### EXERCISE
Compile every line that includes the word "type".

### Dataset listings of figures
○ ○ ○ ○ ○ ○ ○

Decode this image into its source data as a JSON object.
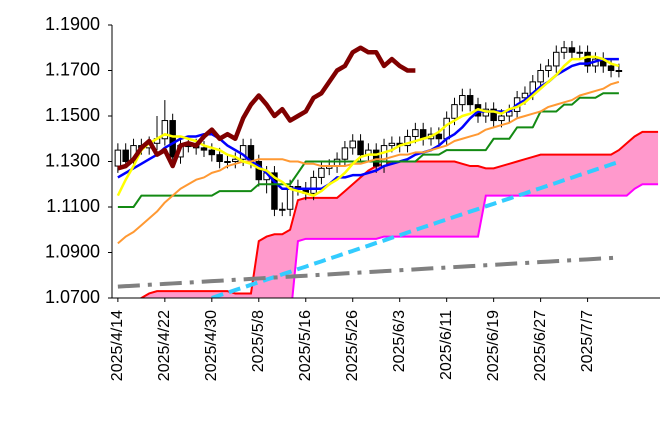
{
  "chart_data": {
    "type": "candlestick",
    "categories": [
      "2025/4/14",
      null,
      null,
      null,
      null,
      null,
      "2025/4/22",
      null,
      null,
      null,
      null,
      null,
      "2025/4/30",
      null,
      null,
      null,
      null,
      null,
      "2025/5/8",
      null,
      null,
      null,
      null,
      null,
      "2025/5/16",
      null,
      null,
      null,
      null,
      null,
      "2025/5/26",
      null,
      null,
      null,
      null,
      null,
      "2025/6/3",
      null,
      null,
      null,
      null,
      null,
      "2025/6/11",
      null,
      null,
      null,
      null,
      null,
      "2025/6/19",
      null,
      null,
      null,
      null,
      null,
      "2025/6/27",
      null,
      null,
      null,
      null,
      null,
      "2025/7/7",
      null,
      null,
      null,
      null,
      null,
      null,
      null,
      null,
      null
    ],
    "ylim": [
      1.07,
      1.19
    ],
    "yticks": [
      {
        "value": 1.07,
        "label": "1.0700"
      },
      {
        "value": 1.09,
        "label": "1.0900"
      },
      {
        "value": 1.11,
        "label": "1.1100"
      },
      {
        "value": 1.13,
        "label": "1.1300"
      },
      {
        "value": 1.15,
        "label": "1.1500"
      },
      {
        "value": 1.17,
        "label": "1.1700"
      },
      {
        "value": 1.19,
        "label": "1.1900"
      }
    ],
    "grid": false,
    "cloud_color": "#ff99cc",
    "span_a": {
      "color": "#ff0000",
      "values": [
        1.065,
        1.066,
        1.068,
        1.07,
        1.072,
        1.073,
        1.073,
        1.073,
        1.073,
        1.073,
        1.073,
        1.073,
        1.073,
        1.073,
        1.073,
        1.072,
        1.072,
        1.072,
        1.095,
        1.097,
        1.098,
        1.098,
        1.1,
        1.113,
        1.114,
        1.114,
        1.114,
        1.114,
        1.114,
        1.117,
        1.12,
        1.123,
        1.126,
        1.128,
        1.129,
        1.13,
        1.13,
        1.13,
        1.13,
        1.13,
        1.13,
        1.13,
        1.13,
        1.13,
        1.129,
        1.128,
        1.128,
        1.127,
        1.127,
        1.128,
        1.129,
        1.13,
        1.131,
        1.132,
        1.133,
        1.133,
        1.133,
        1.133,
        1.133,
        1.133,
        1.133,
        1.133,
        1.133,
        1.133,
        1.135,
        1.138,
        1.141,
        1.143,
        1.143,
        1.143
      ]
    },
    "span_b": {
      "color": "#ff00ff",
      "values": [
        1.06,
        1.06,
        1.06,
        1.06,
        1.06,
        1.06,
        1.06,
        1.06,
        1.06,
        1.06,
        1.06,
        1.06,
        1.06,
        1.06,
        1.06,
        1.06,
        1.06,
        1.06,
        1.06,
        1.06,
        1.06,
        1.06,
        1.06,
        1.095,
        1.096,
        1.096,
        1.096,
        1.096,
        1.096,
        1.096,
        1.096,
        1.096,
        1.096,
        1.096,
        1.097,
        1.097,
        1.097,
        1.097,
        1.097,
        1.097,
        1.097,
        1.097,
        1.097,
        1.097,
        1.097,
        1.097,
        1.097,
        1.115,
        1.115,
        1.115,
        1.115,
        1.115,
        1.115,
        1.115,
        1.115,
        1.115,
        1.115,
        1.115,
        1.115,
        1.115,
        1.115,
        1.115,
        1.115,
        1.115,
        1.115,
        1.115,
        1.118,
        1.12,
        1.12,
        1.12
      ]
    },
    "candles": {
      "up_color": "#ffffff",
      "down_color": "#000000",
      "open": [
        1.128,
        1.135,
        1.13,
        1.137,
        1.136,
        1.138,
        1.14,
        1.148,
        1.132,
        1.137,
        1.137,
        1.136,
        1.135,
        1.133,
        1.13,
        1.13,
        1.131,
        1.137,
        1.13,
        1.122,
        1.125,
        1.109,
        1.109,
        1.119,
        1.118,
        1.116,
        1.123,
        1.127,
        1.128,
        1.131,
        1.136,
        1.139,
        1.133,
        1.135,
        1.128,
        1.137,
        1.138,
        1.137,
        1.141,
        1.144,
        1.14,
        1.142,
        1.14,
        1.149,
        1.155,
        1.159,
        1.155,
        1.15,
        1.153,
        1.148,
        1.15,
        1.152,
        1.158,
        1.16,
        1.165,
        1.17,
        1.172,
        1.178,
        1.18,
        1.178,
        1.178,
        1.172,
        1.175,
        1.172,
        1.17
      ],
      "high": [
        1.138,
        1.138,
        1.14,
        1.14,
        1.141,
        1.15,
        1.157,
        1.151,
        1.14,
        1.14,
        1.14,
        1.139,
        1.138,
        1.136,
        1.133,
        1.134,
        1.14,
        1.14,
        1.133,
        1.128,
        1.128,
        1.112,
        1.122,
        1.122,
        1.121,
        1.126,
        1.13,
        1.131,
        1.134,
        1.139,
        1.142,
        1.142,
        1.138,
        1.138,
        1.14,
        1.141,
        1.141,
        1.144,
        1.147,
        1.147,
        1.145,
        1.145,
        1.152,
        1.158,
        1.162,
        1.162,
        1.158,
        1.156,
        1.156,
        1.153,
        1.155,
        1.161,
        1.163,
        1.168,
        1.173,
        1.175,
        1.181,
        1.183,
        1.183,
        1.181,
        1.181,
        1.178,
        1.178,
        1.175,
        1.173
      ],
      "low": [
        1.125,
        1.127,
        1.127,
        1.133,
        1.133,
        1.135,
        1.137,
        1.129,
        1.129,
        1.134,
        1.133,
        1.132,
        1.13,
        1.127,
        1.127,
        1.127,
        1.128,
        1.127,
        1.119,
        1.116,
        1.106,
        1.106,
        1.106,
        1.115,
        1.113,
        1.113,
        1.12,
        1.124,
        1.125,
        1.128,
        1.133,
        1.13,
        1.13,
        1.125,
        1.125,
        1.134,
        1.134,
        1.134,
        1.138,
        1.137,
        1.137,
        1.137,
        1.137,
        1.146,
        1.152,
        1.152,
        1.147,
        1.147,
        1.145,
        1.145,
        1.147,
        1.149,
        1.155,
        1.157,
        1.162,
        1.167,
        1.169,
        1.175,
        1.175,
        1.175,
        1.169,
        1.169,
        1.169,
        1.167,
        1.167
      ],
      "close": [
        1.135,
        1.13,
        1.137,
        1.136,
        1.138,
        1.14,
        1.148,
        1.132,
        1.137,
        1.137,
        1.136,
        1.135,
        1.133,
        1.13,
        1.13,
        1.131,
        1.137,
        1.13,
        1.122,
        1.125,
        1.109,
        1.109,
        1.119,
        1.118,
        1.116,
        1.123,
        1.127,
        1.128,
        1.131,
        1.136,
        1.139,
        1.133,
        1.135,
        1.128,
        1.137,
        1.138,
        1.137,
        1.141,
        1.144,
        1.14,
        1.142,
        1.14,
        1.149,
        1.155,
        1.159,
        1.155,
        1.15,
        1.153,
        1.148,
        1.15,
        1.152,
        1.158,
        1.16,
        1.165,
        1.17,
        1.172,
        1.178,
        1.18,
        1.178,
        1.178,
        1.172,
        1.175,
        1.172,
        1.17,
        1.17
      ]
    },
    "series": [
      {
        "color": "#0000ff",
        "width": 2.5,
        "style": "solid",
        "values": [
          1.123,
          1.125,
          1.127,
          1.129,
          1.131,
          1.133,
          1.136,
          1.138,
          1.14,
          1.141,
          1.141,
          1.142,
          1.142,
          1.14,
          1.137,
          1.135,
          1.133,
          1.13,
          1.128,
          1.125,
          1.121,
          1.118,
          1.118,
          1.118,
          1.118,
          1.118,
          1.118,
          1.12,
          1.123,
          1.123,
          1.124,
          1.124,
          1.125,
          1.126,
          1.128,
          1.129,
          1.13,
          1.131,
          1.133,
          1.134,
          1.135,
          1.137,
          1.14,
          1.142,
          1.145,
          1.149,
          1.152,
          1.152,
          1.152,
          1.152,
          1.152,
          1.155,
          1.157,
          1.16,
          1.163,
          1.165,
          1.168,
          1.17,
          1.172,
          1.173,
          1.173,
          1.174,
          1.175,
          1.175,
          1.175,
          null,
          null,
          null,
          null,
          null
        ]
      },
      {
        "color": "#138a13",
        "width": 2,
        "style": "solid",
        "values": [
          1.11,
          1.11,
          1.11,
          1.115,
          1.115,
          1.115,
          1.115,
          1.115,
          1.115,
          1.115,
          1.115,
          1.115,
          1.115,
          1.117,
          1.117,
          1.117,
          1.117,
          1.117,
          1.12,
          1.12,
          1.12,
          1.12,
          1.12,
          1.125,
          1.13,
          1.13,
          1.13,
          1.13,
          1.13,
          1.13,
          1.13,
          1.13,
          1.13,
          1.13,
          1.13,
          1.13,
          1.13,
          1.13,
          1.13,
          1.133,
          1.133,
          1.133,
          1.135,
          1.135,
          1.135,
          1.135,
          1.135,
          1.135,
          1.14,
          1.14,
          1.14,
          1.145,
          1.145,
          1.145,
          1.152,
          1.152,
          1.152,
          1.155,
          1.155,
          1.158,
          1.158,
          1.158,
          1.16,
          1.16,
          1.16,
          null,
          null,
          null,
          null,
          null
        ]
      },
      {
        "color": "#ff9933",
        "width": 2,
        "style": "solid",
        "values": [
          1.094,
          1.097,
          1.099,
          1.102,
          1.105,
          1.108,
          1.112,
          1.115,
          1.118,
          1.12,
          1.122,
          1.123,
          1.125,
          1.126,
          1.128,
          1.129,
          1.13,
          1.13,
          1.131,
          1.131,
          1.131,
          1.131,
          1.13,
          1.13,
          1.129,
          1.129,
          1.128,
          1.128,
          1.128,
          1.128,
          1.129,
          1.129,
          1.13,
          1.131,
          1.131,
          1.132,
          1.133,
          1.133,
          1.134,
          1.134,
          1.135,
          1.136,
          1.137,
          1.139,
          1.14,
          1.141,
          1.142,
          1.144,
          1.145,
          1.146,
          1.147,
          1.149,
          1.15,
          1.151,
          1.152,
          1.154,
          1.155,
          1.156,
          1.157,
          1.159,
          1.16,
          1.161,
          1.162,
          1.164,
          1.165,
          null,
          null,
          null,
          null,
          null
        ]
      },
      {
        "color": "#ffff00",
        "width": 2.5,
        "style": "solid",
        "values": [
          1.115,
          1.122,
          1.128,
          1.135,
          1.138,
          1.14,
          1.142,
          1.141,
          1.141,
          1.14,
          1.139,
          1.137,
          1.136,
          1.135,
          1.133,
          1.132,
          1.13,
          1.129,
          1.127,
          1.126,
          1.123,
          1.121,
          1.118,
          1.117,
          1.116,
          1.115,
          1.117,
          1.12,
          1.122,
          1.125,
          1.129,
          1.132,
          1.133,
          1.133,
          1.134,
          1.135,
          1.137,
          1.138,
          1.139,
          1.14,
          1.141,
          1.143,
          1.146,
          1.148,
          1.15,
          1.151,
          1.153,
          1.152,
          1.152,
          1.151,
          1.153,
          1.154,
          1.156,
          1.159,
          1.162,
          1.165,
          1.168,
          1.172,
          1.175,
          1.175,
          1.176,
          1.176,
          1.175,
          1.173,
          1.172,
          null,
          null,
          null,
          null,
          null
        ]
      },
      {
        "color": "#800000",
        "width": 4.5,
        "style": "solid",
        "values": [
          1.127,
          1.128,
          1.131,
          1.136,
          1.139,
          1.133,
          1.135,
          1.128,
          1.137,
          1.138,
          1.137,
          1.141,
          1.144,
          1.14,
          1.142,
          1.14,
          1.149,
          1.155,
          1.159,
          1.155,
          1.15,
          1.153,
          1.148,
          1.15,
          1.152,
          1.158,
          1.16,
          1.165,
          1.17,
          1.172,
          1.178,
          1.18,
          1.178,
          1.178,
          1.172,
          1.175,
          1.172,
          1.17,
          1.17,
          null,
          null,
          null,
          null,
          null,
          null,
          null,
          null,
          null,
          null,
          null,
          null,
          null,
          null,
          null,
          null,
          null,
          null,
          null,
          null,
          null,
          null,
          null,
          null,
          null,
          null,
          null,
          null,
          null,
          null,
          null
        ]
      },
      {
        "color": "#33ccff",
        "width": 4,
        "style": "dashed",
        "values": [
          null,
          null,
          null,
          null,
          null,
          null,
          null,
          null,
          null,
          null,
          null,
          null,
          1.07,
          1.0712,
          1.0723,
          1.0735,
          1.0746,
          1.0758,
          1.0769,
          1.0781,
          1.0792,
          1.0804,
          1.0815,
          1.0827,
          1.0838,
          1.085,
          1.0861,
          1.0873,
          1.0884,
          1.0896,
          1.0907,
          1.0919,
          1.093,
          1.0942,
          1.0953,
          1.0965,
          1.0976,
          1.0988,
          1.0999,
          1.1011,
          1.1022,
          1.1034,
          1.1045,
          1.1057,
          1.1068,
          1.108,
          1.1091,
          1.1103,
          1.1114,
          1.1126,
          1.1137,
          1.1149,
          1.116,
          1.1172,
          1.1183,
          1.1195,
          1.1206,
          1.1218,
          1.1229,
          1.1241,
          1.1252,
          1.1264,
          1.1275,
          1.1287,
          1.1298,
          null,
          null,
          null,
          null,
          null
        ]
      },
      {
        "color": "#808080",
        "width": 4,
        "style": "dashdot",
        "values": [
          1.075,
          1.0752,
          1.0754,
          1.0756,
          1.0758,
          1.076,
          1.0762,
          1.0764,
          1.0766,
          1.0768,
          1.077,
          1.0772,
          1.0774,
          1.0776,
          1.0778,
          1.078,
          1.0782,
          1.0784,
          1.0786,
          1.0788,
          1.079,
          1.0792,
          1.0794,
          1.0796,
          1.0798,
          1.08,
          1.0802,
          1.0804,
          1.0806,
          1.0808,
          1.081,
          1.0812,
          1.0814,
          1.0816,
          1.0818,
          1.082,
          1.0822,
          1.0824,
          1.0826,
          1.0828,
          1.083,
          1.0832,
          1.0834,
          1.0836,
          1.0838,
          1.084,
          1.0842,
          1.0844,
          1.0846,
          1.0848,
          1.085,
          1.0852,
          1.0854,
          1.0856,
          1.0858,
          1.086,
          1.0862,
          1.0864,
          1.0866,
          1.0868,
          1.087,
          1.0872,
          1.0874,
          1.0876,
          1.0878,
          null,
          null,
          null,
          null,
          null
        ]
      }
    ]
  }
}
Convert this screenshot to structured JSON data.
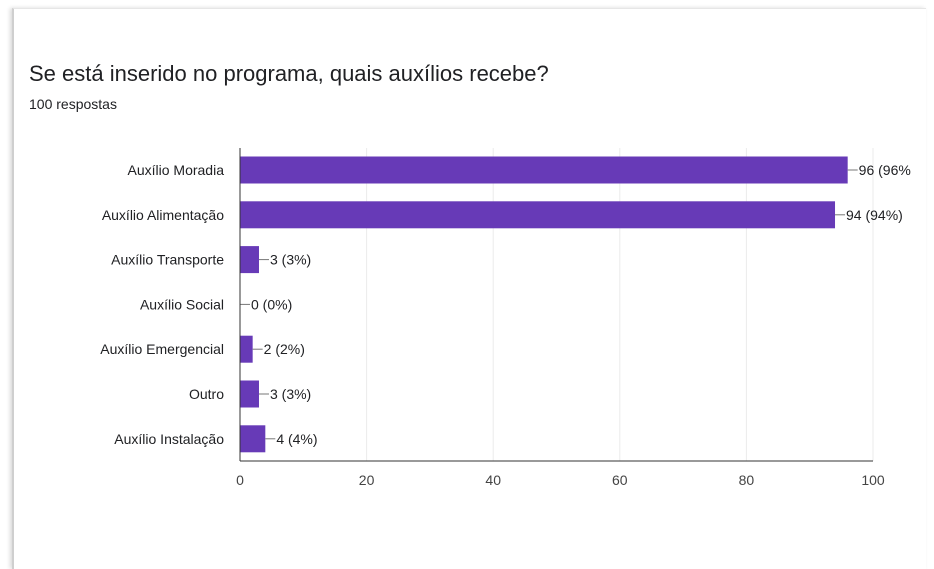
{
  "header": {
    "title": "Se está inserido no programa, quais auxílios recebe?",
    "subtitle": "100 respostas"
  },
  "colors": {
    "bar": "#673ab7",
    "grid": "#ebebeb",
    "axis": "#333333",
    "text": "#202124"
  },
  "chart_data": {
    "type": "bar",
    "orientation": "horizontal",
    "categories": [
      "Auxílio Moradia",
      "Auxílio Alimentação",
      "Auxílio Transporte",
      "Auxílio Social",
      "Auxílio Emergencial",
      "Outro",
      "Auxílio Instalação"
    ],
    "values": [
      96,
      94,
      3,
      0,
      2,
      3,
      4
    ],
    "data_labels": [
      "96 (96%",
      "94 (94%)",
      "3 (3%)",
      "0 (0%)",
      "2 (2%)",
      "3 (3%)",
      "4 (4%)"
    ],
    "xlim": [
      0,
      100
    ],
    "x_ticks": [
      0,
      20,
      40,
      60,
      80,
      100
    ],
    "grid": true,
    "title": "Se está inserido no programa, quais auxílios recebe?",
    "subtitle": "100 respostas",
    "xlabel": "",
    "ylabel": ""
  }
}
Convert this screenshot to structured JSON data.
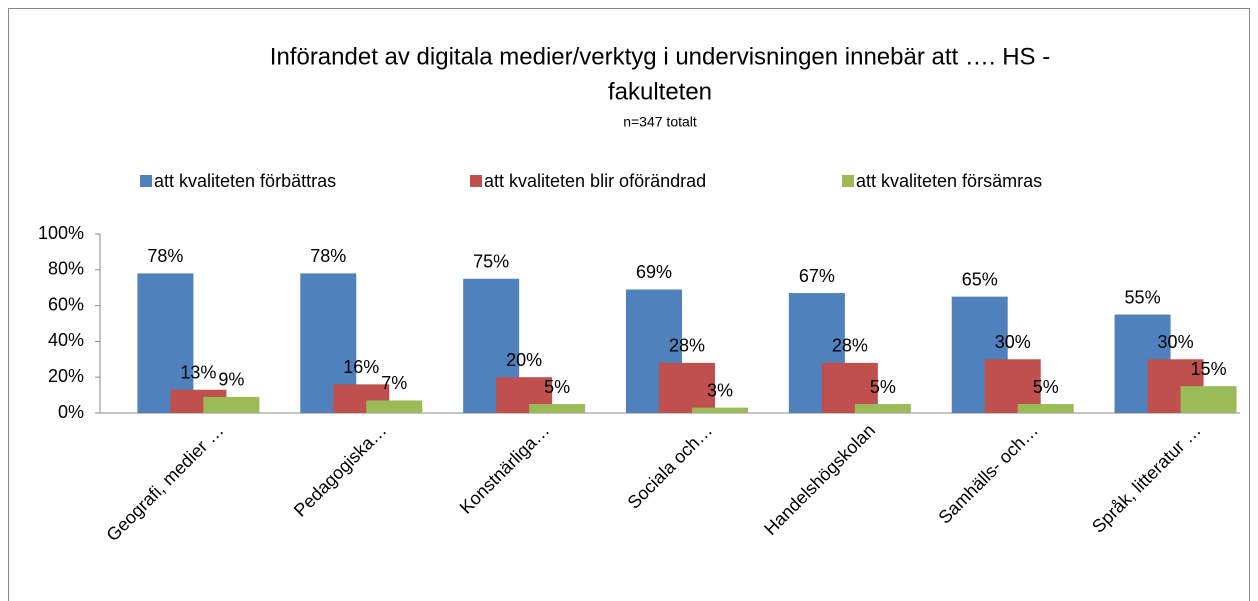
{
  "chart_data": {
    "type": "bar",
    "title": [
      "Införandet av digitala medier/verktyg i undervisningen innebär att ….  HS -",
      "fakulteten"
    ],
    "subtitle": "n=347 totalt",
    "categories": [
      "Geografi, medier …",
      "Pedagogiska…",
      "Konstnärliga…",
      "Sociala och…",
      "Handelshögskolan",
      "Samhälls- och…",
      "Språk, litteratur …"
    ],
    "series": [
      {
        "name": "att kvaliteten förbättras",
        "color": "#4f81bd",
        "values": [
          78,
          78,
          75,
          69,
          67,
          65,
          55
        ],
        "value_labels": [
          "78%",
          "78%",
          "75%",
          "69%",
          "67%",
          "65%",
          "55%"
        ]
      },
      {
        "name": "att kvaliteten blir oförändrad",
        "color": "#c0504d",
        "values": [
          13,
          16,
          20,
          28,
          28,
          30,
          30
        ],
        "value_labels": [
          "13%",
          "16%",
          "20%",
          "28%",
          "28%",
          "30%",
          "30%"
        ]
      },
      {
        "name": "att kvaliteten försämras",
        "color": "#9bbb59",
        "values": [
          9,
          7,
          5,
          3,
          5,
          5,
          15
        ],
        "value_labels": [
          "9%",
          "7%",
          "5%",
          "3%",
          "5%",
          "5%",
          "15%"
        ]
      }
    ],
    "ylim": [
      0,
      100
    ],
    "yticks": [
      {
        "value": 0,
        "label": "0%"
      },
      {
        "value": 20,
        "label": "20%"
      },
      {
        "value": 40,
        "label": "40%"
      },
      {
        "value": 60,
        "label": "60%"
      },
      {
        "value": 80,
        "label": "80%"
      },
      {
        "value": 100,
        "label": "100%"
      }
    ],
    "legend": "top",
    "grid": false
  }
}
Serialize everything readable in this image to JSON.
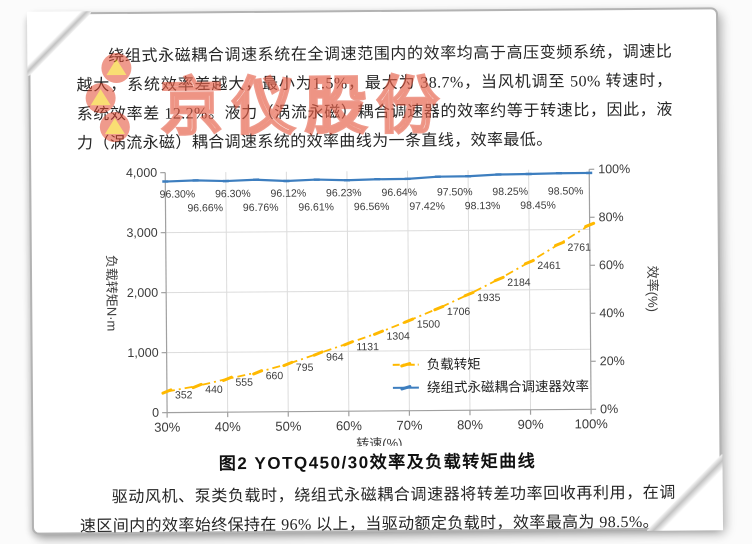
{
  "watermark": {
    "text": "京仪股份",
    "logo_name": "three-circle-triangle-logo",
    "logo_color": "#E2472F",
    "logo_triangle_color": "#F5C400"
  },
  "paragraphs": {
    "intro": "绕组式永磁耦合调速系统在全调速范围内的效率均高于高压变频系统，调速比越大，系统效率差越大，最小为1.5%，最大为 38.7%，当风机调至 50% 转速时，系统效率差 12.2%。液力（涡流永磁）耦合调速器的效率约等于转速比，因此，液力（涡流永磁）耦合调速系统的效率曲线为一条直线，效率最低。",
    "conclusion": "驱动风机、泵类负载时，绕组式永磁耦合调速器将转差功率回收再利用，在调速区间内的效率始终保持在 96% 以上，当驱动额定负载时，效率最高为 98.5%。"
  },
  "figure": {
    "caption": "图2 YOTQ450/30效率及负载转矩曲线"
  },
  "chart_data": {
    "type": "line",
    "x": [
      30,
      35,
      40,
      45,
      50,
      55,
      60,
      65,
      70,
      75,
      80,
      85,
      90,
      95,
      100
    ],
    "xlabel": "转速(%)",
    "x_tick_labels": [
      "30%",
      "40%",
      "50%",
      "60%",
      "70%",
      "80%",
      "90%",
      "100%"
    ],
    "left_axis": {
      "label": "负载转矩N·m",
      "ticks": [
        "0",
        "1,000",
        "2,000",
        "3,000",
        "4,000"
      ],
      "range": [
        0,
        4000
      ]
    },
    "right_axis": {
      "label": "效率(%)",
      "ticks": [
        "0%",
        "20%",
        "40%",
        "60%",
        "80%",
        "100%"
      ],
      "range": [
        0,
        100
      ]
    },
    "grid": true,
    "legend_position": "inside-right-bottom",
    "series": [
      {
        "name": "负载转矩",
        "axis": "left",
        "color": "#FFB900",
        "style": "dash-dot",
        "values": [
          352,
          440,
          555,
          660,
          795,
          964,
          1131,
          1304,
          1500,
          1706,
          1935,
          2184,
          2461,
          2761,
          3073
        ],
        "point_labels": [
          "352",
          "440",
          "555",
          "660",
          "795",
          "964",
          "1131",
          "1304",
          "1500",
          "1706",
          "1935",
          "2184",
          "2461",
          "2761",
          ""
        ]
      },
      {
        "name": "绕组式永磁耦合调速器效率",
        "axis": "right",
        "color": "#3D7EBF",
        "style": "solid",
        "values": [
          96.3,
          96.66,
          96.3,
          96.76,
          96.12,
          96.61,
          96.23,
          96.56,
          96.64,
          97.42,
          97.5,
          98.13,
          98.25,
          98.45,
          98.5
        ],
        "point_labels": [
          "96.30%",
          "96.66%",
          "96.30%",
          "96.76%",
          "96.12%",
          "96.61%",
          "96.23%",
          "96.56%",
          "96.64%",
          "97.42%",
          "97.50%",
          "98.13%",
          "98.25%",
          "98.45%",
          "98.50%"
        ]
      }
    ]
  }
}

○ ○ ○ ○ ○ ○ ○

### EXERCISE OUTPUT
    "type": "candlestick",
    "type": "bar",
    "type": "bar",
    "type": "line",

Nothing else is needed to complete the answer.